>>>>

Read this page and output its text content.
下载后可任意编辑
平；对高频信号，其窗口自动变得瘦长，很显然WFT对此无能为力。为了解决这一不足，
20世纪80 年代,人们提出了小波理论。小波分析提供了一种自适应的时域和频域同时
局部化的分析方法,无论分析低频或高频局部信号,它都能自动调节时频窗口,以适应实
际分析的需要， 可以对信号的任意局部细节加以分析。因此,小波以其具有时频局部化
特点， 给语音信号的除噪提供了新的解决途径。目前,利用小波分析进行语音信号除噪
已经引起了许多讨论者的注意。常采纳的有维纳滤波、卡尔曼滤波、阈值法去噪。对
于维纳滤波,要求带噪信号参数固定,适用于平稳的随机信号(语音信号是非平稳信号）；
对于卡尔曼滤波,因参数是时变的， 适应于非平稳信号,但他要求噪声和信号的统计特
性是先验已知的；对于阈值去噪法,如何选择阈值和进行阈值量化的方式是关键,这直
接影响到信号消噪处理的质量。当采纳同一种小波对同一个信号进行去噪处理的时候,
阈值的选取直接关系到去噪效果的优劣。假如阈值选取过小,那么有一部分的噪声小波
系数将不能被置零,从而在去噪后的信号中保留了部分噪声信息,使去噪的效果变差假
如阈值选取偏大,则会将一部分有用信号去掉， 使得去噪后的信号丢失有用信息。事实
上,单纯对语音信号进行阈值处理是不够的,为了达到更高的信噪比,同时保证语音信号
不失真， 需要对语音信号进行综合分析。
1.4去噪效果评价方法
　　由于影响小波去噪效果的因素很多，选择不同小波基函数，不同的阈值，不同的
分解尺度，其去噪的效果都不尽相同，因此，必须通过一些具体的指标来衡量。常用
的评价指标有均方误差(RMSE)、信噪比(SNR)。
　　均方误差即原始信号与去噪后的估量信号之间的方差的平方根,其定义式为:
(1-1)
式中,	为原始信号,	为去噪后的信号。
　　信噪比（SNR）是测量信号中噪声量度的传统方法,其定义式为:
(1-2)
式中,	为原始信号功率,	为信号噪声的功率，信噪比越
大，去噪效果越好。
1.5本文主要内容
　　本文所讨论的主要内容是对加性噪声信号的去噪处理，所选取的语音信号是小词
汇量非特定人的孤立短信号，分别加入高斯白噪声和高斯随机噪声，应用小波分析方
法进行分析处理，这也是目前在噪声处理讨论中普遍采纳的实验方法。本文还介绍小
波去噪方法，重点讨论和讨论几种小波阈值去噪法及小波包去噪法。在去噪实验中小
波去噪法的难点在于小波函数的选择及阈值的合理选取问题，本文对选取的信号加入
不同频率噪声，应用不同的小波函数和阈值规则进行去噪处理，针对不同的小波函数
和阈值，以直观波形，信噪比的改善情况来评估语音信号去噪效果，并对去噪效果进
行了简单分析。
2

<<<<

# AIM:
Say how many lines in this material hold "其定义式为", and say nothing else.

# TASK OUTPUT:
2